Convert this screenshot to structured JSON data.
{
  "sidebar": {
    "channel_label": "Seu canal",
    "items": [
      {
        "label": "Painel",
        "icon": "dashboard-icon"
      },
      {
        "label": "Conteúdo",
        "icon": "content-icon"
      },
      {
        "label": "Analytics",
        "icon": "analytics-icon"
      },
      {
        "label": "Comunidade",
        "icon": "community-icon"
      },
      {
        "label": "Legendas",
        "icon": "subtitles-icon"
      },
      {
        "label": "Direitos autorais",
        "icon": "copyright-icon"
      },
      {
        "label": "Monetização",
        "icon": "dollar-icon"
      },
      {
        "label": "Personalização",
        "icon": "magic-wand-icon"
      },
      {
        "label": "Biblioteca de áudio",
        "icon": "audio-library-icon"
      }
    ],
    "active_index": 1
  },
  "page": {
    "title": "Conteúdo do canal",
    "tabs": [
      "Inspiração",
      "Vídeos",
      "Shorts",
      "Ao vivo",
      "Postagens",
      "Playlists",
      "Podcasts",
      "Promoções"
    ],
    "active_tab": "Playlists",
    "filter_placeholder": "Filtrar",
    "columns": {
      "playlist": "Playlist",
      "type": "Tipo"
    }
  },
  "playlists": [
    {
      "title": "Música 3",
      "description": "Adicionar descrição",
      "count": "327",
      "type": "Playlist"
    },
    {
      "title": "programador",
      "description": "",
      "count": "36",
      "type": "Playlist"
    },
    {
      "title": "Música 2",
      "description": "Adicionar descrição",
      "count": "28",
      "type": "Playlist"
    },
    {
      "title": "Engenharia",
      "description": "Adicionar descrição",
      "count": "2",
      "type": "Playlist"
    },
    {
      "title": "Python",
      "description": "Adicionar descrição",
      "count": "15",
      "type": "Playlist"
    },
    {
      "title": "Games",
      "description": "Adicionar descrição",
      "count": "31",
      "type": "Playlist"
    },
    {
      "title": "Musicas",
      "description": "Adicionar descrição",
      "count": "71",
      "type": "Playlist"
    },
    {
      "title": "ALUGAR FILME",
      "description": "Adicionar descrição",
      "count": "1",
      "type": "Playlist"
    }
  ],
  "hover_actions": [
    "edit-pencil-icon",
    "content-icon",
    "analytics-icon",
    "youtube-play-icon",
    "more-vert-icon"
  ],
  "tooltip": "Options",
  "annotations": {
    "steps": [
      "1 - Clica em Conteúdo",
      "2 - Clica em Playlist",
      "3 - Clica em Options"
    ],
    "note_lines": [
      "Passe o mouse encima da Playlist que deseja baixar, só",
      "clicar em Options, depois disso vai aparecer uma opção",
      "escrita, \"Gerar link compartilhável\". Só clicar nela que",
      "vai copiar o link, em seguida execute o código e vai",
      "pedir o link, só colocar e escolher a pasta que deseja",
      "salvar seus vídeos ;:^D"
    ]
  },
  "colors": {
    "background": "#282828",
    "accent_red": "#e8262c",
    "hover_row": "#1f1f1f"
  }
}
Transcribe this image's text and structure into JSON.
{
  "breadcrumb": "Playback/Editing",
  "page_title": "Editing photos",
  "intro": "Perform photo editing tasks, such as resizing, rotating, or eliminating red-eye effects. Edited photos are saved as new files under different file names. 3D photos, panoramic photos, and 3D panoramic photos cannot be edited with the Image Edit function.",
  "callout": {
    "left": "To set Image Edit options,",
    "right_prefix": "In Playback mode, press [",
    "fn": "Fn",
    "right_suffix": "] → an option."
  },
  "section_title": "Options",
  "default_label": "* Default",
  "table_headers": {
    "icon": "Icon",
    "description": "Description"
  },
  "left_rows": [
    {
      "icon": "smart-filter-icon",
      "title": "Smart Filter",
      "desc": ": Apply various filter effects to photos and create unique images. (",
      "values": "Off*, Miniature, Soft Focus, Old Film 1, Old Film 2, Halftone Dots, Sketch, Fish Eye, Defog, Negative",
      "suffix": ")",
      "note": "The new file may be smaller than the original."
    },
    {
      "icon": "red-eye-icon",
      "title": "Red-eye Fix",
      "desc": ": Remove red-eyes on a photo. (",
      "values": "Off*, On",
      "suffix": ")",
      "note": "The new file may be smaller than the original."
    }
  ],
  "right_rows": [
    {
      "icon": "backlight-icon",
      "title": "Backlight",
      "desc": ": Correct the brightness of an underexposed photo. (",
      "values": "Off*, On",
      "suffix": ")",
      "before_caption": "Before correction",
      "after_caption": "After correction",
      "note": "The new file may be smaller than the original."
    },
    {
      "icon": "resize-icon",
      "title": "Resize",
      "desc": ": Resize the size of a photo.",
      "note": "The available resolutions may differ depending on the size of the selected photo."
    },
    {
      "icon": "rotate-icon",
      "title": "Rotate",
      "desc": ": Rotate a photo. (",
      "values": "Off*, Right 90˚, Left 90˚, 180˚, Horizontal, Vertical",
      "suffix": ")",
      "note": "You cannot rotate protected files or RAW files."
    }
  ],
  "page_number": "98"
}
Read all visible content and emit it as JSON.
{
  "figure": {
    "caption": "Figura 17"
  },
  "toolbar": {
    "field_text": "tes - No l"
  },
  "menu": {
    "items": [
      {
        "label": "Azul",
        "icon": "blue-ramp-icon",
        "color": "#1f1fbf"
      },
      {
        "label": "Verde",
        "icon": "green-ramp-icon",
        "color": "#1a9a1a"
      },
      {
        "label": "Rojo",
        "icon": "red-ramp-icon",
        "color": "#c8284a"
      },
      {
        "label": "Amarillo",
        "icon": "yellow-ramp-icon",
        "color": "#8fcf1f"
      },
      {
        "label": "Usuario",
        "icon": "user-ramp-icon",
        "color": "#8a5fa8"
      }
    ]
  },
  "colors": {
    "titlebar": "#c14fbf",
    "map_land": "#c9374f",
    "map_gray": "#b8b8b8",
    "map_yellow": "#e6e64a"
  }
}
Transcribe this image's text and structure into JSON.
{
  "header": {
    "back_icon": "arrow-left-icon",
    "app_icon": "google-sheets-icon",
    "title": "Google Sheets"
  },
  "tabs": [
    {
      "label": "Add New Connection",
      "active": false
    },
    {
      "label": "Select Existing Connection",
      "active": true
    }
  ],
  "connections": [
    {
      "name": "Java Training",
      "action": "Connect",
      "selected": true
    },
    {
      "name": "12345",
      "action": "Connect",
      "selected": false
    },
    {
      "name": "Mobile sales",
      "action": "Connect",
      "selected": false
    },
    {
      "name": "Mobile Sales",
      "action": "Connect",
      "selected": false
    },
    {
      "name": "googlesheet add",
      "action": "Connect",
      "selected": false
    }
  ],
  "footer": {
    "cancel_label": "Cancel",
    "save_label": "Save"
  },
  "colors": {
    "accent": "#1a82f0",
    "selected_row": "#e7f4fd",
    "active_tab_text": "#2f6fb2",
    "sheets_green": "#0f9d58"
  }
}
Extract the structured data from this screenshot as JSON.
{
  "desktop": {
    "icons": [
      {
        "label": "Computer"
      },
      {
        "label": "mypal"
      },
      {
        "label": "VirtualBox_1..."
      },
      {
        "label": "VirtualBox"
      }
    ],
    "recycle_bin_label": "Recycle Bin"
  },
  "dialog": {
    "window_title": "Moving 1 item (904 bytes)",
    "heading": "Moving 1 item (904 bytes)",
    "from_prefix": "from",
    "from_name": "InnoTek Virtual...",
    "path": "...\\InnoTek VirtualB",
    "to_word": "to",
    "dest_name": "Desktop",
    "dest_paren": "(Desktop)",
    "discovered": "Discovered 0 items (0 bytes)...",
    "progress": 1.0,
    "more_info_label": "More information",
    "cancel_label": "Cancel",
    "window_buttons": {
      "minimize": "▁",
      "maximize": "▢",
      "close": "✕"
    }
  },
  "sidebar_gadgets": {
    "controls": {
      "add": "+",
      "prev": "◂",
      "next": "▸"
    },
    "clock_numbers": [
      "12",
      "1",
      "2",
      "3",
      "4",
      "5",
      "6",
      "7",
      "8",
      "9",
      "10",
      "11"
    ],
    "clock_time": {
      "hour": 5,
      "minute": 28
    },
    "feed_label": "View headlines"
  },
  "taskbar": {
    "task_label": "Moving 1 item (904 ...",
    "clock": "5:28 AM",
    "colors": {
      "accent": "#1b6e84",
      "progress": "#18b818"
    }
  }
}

- - -

# What you should do
From the data above, show each line that contains "content".

# Result of this task
        "icon": "content-icon"
    "content-icon",
Read all visible content and emit it as JSON.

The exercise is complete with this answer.